Figure dataset records
______

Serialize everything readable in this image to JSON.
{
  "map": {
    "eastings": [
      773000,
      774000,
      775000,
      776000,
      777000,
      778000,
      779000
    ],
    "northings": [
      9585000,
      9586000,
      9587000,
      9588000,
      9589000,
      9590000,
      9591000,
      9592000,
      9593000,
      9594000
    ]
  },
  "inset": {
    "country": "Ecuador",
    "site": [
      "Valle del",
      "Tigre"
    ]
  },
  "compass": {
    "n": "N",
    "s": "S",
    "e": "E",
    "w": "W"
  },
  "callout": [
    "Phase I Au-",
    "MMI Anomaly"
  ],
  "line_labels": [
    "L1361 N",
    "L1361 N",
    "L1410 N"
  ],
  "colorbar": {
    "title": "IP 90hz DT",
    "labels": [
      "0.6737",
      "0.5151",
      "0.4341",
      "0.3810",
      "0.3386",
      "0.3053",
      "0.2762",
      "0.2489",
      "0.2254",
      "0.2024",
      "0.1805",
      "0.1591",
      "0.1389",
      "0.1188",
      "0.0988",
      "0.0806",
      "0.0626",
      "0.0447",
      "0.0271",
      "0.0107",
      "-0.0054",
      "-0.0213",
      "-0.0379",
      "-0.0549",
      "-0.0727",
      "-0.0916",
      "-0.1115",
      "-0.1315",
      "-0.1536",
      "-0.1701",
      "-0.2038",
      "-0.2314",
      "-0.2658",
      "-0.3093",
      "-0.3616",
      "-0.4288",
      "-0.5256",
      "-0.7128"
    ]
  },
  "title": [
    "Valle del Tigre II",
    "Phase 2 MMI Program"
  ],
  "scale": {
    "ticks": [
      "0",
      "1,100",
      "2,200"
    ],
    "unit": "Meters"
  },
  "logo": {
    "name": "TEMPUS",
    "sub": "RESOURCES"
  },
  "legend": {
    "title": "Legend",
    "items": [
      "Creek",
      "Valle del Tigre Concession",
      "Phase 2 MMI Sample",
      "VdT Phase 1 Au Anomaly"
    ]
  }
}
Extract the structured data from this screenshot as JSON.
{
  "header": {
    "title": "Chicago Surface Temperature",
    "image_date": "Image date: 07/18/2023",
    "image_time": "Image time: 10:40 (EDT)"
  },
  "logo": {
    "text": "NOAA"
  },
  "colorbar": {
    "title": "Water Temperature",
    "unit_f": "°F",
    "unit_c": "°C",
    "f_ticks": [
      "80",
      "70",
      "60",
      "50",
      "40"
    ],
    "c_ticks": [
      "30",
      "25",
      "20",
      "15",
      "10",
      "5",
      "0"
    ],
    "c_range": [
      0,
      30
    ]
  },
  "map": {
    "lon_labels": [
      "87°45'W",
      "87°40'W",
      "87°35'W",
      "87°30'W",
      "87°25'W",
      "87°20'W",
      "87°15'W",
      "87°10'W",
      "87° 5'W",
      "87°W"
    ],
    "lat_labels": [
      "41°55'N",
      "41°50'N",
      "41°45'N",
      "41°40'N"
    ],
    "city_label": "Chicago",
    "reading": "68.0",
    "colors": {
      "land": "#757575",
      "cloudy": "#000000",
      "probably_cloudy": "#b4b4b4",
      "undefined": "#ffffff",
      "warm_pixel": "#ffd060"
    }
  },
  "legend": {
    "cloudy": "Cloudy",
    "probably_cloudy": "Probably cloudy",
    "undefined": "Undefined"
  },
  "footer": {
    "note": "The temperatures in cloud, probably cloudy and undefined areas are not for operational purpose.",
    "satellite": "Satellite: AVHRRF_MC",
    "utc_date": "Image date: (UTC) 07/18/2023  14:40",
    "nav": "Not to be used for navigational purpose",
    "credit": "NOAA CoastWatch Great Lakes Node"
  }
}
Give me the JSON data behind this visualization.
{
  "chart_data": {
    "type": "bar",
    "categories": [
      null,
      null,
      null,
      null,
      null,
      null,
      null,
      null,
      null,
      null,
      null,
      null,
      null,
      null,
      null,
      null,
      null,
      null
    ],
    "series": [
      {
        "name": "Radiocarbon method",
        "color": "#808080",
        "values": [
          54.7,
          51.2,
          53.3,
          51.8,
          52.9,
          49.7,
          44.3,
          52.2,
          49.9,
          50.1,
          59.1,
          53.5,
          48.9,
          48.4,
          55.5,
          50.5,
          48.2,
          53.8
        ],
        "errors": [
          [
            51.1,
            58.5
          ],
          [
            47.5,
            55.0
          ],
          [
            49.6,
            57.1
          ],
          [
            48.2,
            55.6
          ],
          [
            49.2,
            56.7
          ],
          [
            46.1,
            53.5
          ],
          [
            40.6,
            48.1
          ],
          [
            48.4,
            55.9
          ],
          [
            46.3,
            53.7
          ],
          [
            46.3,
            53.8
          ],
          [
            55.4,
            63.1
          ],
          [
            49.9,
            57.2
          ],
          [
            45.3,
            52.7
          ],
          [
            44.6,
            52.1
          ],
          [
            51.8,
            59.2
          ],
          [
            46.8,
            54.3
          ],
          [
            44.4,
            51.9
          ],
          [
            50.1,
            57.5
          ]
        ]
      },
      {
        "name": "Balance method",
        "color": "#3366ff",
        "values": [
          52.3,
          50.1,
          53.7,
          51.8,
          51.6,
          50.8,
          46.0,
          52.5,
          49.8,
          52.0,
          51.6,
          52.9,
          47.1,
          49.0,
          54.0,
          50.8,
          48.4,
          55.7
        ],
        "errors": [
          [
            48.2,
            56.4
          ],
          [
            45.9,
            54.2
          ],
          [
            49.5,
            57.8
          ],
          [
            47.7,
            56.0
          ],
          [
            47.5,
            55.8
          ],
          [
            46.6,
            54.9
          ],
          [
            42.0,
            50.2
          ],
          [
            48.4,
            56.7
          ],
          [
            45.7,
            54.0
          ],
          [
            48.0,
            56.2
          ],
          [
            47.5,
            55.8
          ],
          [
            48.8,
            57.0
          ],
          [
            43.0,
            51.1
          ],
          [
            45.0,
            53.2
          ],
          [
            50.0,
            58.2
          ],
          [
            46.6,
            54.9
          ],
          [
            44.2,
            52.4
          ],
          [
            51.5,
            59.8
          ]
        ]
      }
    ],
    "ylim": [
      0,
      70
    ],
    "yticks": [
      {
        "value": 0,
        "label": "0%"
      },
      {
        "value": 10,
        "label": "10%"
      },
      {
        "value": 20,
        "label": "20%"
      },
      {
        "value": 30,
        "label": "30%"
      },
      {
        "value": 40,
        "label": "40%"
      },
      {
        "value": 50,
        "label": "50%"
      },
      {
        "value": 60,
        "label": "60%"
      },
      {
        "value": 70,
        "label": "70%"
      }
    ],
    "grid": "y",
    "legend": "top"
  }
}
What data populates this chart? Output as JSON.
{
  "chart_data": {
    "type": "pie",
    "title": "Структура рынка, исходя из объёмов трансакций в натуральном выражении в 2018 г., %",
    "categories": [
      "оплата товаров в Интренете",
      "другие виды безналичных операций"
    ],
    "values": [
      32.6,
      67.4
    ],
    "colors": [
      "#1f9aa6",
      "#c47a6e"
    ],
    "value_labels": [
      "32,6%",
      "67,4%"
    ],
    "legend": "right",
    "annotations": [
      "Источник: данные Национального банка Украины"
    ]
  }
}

______

Lines from the one containing "What data populates" through the final line are to be given again verbatim, with nothing before or after.

• _Output of the exercise_:
What data populates this chart? Output as JSON.
{
  "chart_data": {
    "type": "pie",
    "title": "Структура рынка, исходя из объёмов трансакций в натуральном выражении в 2018 г., %",
    "categories": [
      "оплата товаров в Интренете",
      "другие виды безналичных операций"
    ],
    "values": [
      32.6,
      67.4
    ],
    "colors": [
      "#1f9aa6",
      "#c47a6e"
    ],
    "value_labels": [
      "32,6%",
      "67,4%"
    ],
    "legend": "right",
    "annotations": [
      "Источник: данные Национального банка Украины"
    ]
  }
}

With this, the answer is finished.